-- start of Exercise inputs --
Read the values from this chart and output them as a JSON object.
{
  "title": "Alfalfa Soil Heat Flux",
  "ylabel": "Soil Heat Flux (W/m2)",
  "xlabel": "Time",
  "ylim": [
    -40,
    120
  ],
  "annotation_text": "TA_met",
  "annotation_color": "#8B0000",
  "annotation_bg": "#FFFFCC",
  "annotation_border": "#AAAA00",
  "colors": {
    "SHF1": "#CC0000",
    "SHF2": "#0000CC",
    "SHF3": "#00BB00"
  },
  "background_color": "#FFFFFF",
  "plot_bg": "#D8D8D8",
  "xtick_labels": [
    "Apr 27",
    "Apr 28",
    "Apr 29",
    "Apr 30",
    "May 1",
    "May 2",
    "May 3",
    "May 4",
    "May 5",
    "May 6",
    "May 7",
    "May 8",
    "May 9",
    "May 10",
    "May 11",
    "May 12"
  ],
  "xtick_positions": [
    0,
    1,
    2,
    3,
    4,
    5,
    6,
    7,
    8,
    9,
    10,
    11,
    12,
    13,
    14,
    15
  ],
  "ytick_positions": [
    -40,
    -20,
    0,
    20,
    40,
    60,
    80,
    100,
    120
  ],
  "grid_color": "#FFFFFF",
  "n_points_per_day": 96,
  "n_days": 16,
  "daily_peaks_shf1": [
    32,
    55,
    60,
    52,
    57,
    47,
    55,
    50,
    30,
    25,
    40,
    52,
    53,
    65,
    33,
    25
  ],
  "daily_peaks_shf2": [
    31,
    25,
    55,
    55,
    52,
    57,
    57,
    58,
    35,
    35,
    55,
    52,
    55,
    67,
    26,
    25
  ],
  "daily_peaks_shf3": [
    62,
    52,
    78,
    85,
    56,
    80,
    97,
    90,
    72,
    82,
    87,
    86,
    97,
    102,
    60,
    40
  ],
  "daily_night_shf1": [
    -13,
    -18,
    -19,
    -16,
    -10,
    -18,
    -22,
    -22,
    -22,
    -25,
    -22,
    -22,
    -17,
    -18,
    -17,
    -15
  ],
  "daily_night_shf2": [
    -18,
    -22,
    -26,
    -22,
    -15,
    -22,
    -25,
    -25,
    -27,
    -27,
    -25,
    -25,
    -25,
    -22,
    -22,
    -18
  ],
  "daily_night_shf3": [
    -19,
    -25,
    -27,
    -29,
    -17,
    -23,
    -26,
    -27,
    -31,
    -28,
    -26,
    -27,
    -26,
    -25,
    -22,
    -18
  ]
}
-- end of Exercise inputs --
▶ **To be done**:
Type out the material again exactly as presented.

▶ **Answer to this exercise**:
Read the values from this chart and output them as a JSON object.
{
  "title": "Alfalfa Soil Heat Flux",
  "ylabel": "Soil Heat Flux (W/m2)",
  "xlabel": "Time",
  "ylim": [
    -40,
    120
  ],
  "annotation_text": "TA_met",
  "annotation_color": "#8B0000",
  "annotation_bg": "#FFFFCC",
  "annotation_border": "#AAAA00",
  "colors": {
    "SHF1": "#CC0000",
    "SHF2": "#0000CC",
    "SHF3": "#00BB00"
  },
  "background_color": "#FFFFFF",
  "plot_bg": "#D8D8D8",
  "xtick_labels": [
    "Apr 27",
    "Apr 28",
    "Apr 29",
    "Apr 30",
    "May 1",
    "May 2",
    "May 3",
    "May 4",
    "May 5",
    "May 6",
    "May 7",
    "May 8",
    "May 9",
    "May 10",
    "May 11",
    "May 12"
  ],
  "xtick_positions": [
    0,
    1,
    2,
    3,
    4,
    5,
    6,
    7,
    8,
    9,
    10,
    11,
    12,
    13,
    14,
    15
  ],
  "ytick_positions": [
    -40,
    -20,
    0,
    20,
    40,
    60,
    80,
    100,
    120
  ],
  "grid_color": "#FFFFFF",
  "n_points_per_day": 96,
  "n_days": 16,
  "daily_peaks_shf1": [
    32,
    55,
    60,
    52,
    57,
    47,
    55,
    50,
    30,
    25,
    40,
    52,
    53,
    65,
    33,
    25
  ],
  "daily_peaks_shf2": [
    31,
    25,
    55,
    55,
    52,
    57,
    57,
    58,
    35,
    35,
    55,
    52,
    55,
    67,
    26,
    25
  ],
  "daily_peaks_shf3": [
    62,
    52,
    78,
    85,
    56,
    80,
    97,
    90,
    72,
    82,
    87,
    86,
    97,
    102,
    60,
    40
  ],
  "daily_night_shf1": [
    -13,
    -18,
    -19,
    -16,
    -10,
    -18,
    -22,
    -22,
    -22,
    -25,
    -22,
    -22,
    -17,
    -18,
    -17,
    -15
  ],
  "daily_night_shf2": [
    -18,
    -22,
    -26,
    -22,
    -15,
    -22,
    -25,
    -25,
    -27,
    -27,
    -25,
    -25,
    -25,
    -22,
    -22,
    -18
  ],
  "daily_night_shf3": [
    -19,
    -25,
    -27,
    -29,
    -17,
    -23,
    -26,
    -27,
    -31,
    -28,
    -26,
    -27,
    -26,
    -25,
    -22,
    -18
  ]
}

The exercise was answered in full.